** SHORT EXERCISE **
Write out the listing below again, precisely as it is given.

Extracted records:
====================

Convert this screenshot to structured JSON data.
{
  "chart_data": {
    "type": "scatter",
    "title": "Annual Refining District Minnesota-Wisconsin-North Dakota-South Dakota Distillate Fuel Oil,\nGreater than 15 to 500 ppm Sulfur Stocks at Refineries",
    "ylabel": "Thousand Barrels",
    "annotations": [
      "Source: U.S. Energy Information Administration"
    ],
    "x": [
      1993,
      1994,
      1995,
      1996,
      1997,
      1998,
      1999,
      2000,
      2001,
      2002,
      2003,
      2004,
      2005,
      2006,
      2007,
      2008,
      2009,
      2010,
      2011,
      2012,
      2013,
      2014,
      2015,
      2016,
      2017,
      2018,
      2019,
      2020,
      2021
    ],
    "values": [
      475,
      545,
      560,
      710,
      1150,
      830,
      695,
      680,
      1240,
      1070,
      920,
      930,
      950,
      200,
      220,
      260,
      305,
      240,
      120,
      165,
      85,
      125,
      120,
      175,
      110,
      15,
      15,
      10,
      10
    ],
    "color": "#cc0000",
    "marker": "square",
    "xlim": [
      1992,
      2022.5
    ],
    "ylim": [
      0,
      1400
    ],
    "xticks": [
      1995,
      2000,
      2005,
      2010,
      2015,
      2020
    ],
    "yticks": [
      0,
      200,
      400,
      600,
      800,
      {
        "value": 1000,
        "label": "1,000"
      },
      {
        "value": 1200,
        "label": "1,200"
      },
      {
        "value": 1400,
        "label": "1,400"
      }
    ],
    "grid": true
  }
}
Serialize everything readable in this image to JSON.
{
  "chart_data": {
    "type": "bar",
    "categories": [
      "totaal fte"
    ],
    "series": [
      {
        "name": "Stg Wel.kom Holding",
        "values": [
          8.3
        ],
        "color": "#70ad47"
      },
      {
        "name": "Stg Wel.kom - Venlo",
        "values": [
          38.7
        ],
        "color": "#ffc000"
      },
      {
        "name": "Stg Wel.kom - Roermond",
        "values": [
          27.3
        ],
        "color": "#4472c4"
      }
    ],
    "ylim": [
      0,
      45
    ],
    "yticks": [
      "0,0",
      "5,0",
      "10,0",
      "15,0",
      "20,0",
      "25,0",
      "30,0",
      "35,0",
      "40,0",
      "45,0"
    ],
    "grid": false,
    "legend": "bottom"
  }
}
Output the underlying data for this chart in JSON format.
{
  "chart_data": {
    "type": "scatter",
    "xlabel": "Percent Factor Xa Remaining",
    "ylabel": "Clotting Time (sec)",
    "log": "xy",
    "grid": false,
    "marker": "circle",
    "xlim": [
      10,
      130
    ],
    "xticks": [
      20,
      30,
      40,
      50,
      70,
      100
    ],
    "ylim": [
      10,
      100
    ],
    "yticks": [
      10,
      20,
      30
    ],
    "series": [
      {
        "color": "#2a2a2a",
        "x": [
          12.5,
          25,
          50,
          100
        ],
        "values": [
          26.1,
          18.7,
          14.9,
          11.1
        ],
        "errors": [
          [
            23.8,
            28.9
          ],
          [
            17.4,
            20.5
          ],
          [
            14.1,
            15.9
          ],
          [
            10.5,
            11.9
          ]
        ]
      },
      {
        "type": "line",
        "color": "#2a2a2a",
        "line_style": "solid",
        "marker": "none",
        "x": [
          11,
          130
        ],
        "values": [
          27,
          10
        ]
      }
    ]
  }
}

====================

** WRITTEN REPLY **
Convert this screenshot to structured JSON data.
{
  "chart_data": {
    "type": "scatter",
    "title": "Annual Refining District Minnesota-Wisconsin-North Dakota-South Dakota Distillate Fuel Oil,\nGreater than 15 to 500 ppm Sulfur Stocks at Refineries",
    "ylabel": "Thousand Barrels",
    "annotations": [
      "Source: U.S. Energy Information Administration"
    ],
    "x": [
      1993,
      1994,
      1995,
      1996,
      1997,
      1998,
      1999,
      2000,
      2001,
      2002,
      2003,
      2004,
      2005,
      2006,
      2007,
      2008,
      2009,
      2010,
      2011,
      2012,
      2013,
      2014,
      2015,
      2016,
      2017,
      2018,
      2019,
      2020,
      2021
    ],
    "values": [
      475,
      545,
      560,
      710,
      1150,
      830,
      695,
      680,
      1240,
      1070,
      920,
      930,
      950,
      200,
      220,
      260,
      305,
      240,
      120,
      165,
      85,
      125,
      120,
      175,
      110,
      15,
      15,
      10,
      10
    ],
    "color": "#cc0000",
    "marker": "square",
    "xlim": [
      1992,
      2022.5
    ],
    "ylim": [
      0,
      1400
    ],
    "xticks": [
      1995,
      2000,
      2005,
      2010,
      2015,
      2020
    ],
    "yticks": [
      0,
      200,
      400,
      600,
      800,
      {
        "value": 1000,
        "label": "1,000"
      },
      {
        "value": 1200,
        "label": "1,200"
      },
      {
        "value": 1400,
        "label": "1,400"
      }
    ],
    "grid": true
  }
}
Serialize everything readable in this image to JSON.
{
  "chart_data": {
    "type": "bar",
    "categories": [
      "totaal fte"
    ],
    "series": [
      {
        "name": "Stg Wel.kom Holding",
        "values": [
          8.3
        ],
        "color": "#70ad47"
      },
      {
        "name": "Stg Wel.kom - Venlo",
        "values": [
          38.7
        ],
        "color": "#ffc000"
      },
      {
        "name": "Stg Wel.kom - Roermond",
        "values": [
          27.3
        ],
        "color": "#4472c4"
      }
    ],
    "ylim": [
      0,
      45
    ],
    "yticks": [
      "0,0",
      "5,0",
      "10,0",
      "15,0",
      "20,0",
      "25,0",
      "30,0",
      "35,0",
      "40,0",
      "45,0"
    ],
    "grid": false,
    "legend": "bottom"
  }
}
Output the underlying data for this chart in JSON format.
{
  "chart_data": {
    "type": "scatter",
    "xlabel": "Percent Factor Xa Remaining",
    "ylabel": "Clotting Time (sec)",
    "log": "xy",
    "grid": false,
    "marker": "circle",
    "xlim": [
      10,
      130
    ],
    "xticks": [
      20,
      30,
      40,
      50,
      70,
      100
    ],
    "ylim": [
      10,
      100
    ],
    "yticks": [
      10,
      20,
      30
    ],
    "series": [
      {
        "color": "#2a2a2a",
        "x": [
          12.5,
          25,
          50,
          100
        ],
        "values": [
          26.1,
          18.7,
          14.9,
          11.1
        ],
        "errors": [
          [
            23.8,
            28.9
          ],
          [
            17.4,
            20.5
          ],
          [
            14.1,
            15.9
          ],
          [
            10.5,
            11.9
          ]
        ]
      },
      {
        "type": "line",
        "color": "#2a2a2a",
        "line_style": "solid",
        "marker": "none",
        "x": [
          11,
          130
        ],
        "values": [
          27,
          10
        ]
      }
    ]
  }
}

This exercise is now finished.